* _YOUR GOAL_
Search the data for the word "this". Reproduce every line where it is found.

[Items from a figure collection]
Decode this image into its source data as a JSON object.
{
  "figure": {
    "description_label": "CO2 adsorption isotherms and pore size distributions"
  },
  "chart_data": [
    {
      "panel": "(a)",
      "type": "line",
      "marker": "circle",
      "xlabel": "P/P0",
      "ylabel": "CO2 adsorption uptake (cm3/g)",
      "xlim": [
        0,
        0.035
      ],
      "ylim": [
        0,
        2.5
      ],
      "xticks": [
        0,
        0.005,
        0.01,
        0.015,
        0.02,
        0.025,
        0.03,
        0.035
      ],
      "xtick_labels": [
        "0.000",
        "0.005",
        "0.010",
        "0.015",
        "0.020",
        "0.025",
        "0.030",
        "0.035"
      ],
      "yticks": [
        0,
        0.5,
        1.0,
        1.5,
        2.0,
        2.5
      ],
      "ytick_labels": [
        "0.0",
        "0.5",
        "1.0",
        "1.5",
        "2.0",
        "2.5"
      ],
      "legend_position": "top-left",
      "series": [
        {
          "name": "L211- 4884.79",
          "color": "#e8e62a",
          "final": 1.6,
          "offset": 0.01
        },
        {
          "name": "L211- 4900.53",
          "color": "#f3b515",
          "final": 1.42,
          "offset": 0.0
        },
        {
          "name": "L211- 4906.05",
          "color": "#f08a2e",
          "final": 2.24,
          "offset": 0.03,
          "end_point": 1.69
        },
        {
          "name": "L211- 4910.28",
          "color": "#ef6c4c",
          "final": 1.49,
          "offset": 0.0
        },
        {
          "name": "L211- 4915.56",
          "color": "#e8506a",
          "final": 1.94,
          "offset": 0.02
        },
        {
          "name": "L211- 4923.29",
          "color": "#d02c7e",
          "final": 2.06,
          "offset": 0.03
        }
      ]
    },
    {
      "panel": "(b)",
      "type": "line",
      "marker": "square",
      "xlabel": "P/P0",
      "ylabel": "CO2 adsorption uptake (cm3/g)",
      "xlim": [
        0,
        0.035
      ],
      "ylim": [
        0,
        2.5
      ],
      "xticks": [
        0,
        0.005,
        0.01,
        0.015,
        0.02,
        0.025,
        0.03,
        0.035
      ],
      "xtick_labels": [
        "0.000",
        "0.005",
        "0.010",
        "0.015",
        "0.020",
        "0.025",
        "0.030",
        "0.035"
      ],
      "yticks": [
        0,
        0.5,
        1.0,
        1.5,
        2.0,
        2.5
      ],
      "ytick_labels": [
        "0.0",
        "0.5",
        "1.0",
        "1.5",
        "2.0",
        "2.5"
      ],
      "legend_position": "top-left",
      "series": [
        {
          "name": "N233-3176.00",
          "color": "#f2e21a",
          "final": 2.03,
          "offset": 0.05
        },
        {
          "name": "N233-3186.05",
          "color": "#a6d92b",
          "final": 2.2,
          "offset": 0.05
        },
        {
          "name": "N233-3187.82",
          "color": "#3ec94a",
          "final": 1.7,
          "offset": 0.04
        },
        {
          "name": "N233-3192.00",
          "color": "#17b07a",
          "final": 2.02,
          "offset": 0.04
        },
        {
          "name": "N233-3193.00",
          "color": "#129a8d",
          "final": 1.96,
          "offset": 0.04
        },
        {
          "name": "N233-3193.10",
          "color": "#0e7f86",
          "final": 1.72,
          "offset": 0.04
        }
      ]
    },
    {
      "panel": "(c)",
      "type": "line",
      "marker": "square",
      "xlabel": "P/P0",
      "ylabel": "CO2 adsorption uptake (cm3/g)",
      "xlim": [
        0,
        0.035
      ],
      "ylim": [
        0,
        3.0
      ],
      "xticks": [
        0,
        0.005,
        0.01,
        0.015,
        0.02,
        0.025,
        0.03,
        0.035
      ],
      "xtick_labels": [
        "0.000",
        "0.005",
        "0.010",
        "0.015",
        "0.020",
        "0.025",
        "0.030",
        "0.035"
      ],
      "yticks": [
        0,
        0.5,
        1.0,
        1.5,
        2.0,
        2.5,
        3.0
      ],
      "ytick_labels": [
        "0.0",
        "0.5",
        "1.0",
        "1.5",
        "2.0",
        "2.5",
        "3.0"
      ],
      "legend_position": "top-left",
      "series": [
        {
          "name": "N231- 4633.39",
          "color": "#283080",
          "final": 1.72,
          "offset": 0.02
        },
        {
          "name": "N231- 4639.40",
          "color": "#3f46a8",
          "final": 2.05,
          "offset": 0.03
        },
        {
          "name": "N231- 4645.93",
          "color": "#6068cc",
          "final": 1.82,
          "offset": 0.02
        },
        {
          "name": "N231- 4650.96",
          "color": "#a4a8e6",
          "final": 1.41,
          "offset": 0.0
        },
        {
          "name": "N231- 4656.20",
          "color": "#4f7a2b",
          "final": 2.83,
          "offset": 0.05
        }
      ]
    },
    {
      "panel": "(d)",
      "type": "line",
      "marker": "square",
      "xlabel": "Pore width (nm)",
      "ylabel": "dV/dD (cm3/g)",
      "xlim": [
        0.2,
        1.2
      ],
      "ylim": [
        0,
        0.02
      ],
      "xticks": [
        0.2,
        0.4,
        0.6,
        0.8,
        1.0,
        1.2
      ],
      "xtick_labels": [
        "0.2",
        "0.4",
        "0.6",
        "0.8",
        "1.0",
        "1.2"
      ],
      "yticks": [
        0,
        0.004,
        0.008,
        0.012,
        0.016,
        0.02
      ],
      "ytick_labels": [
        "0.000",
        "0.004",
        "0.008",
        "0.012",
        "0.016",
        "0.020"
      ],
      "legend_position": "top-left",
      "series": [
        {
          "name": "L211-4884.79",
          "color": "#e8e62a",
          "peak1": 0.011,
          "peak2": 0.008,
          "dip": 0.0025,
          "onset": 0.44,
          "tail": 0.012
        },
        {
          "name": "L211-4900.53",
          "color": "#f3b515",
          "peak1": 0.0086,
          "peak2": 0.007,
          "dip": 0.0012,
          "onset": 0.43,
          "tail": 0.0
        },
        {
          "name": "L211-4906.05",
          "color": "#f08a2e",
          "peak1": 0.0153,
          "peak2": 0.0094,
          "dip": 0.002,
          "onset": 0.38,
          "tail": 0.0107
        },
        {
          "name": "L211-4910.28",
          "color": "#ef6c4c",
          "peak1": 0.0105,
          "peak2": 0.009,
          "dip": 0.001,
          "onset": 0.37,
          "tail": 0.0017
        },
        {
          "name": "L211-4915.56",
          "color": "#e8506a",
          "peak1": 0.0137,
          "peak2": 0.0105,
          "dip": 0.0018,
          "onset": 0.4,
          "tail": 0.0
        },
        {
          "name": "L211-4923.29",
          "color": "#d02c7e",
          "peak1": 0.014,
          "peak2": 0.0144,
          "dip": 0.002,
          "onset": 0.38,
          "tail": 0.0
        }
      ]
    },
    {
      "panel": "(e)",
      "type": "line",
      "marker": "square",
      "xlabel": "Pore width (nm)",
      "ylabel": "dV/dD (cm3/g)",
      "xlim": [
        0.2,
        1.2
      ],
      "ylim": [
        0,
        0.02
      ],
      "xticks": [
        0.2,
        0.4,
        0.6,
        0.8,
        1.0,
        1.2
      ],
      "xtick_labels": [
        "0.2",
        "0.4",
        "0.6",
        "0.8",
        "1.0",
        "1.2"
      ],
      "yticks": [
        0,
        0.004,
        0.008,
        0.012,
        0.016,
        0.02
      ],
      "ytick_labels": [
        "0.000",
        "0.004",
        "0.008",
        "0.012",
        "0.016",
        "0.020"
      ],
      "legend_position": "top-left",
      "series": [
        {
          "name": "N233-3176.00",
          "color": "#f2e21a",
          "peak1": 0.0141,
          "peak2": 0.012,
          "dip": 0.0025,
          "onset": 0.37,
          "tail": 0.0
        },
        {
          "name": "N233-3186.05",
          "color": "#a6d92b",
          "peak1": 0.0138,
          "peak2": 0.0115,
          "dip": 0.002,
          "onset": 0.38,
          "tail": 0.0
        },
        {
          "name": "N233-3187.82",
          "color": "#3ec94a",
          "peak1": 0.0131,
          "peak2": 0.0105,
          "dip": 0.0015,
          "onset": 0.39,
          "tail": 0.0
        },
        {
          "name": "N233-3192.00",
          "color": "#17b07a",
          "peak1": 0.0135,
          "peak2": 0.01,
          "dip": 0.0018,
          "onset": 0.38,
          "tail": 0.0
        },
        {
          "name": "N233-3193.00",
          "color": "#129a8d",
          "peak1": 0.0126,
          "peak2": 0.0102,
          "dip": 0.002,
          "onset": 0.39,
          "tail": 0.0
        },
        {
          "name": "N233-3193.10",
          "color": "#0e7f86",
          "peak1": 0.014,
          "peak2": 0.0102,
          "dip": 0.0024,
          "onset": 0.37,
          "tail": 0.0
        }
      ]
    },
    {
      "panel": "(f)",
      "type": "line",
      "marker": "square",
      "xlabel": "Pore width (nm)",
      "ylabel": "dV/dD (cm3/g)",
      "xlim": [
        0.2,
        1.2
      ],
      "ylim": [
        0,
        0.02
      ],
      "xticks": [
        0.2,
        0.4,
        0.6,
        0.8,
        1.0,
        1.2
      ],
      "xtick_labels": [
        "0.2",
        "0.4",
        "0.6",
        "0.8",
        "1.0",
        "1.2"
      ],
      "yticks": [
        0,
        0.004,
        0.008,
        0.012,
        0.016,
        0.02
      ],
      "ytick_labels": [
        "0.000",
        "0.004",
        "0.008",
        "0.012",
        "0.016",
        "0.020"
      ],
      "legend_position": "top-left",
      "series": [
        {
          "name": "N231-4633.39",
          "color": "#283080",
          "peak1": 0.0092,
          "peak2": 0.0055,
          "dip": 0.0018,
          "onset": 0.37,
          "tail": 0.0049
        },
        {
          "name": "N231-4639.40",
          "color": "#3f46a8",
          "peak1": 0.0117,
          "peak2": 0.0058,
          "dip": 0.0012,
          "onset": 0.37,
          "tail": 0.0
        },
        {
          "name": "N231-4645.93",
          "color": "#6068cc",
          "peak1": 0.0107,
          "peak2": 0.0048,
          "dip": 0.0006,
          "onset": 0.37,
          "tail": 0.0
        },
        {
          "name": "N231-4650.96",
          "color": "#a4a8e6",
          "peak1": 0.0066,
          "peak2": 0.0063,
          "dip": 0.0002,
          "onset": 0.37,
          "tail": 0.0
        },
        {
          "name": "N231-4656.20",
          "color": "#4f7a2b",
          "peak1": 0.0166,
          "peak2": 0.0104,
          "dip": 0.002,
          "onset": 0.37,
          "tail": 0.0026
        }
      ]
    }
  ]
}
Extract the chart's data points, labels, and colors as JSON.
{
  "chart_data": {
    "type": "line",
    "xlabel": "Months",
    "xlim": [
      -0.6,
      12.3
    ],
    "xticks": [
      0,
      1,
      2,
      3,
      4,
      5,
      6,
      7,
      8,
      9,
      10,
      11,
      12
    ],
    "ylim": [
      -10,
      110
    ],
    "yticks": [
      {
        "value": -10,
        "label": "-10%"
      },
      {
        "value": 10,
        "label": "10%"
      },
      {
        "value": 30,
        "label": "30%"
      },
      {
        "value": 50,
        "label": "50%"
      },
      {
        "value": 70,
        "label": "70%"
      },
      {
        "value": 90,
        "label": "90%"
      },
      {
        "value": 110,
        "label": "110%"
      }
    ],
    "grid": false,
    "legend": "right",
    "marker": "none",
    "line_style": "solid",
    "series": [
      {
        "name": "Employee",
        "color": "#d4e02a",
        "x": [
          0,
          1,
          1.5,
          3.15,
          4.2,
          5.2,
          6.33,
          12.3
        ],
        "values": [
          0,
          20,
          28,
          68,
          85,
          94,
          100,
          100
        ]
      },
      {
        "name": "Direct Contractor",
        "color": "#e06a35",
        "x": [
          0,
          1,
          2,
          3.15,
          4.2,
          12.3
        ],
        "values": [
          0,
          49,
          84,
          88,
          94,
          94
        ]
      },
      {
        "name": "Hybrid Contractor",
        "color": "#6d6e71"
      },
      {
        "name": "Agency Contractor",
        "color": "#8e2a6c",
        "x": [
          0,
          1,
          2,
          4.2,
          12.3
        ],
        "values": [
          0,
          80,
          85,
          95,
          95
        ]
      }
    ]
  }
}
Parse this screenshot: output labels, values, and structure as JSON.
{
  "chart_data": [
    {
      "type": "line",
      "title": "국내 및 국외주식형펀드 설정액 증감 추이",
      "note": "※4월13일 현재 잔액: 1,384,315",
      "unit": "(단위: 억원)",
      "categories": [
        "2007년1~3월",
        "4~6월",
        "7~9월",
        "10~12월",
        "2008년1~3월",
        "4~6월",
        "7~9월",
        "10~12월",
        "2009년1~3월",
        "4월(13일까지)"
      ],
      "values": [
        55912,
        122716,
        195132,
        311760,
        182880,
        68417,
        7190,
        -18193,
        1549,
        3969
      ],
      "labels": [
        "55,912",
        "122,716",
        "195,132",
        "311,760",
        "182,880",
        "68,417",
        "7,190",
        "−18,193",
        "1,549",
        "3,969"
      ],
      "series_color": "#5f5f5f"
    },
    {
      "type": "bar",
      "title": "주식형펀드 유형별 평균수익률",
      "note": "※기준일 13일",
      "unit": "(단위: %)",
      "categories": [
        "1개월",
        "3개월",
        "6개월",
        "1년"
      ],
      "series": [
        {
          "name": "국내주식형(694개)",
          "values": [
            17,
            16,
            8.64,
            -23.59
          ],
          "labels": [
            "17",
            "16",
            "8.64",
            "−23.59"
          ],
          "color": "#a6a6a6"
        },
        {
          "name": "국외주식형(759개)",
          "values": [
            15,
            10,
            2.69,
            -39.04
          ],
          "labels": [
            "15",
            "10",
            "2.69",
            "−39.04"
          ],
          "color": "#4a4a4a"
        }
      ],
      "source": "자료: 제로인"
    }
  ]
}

* _TASK RESPONSE_
Decode this image into its source data as a JSON object.
Parse this screenshot: output labels, values, and structure as JSON.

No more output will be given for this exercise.